>> BEGIN

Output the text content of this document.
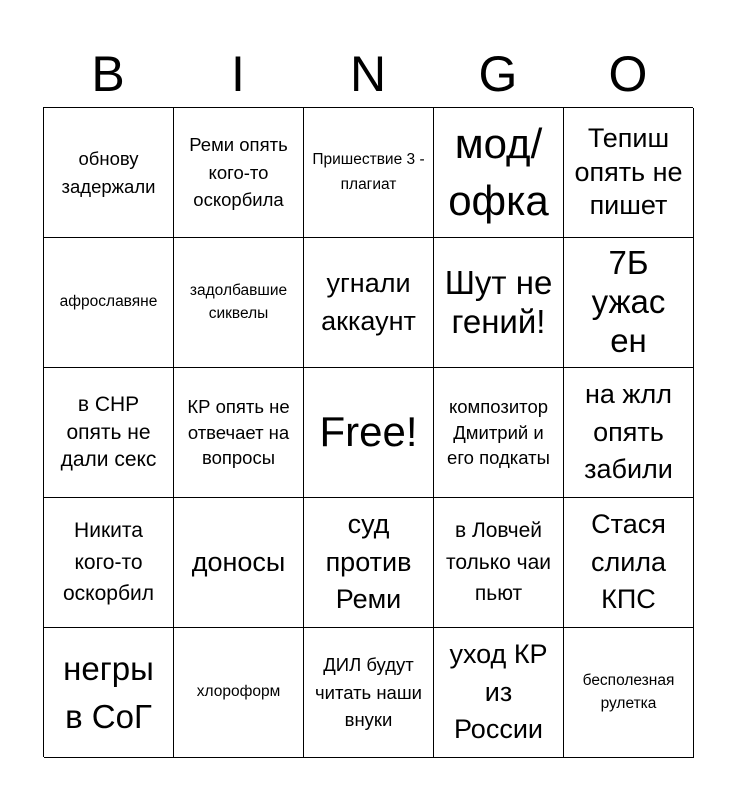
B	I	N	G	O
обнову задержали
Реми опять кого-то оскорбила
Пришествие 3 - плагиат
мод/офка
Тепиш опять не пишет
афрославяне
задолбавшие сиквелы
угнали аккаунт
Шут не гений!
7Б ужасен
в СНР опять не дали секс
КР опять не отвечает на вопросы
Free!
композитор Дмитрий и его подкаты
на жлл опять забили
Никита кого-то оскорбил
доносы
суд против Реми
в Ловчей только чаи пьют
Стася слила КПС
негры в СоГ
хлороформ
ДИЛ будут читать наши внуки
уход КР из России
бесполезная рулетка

>> END
>> BEGIN

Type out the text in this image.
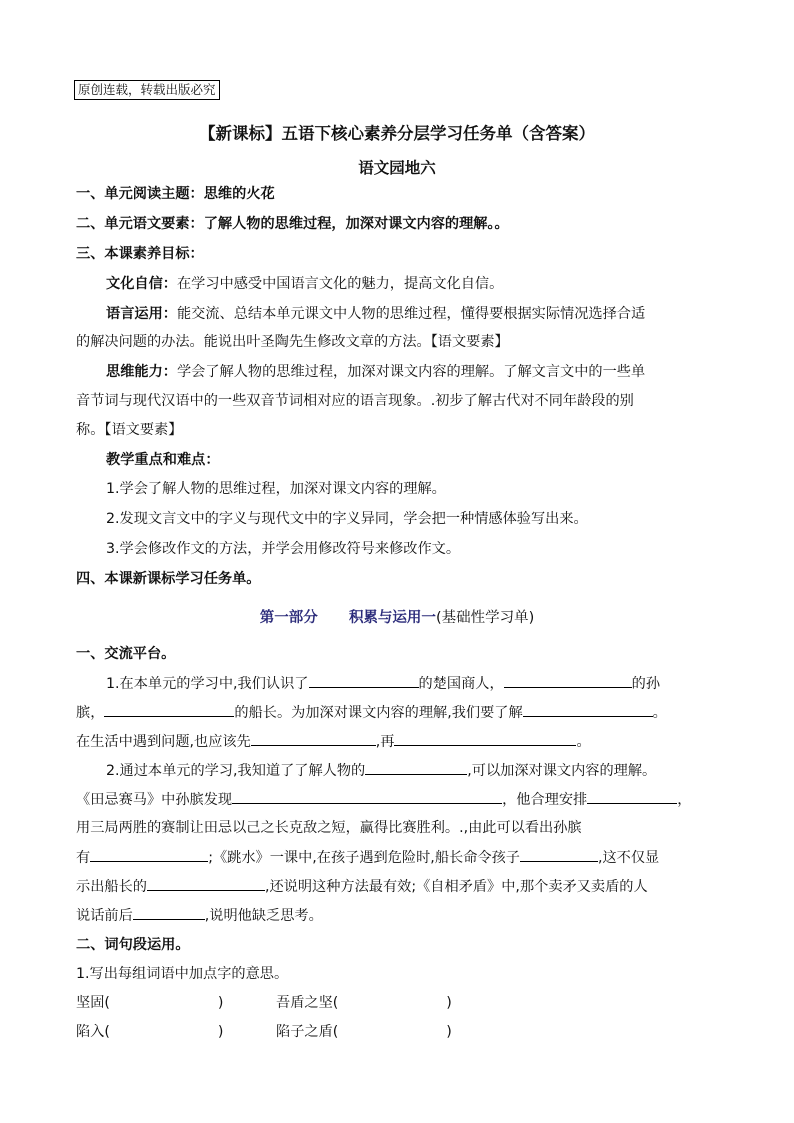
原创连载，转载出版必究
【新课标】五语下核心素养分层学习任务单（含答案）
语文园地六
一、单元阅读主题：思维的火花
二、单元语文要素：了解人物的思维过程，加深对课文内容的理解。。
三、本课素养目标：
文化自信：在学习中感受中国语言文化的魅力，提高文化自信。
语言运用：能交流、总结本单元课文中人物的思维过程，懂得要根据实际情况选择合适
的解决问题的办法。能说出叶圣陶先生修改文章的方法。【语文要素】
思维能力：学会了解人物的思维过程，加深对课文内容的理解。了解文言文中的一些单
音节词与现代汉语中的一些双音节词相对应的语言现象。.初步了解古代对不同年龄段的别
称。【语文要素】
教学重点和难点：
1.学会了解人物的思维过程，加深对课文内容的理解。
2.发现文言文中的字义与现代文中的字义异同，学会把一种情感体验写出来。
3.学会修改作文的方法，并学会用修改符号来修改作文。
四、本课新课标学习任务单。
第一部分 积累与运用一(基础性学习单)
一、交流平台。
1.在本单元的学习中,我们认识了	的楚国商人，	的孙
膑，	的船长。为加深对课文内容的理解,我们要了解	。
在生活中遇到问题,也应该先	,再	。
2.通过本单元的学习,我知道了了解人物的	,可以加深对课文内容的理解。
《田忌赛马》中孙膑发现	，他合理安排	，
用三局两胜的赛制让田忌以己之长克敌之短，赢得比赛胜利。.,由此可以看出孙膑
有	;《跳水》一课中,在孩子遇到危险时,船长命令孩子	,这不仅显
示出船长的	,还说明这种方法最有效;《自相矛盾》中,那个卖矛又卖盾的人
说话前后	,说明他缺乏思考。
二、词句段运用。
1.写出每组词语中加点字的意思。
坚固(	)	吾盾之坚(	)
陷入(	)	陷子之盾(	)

>> END

_SHORT PROBLEM_. Show every line in the entries where the string "学会了解人物的思维过程" occurs.

_THE RESPONSE_.
思维能力：学会了解人物的思维过程，加深对课文内容的理解。了解文言文中的一些单
1.学会了解人物的思维过程，加深对课文内容的理解。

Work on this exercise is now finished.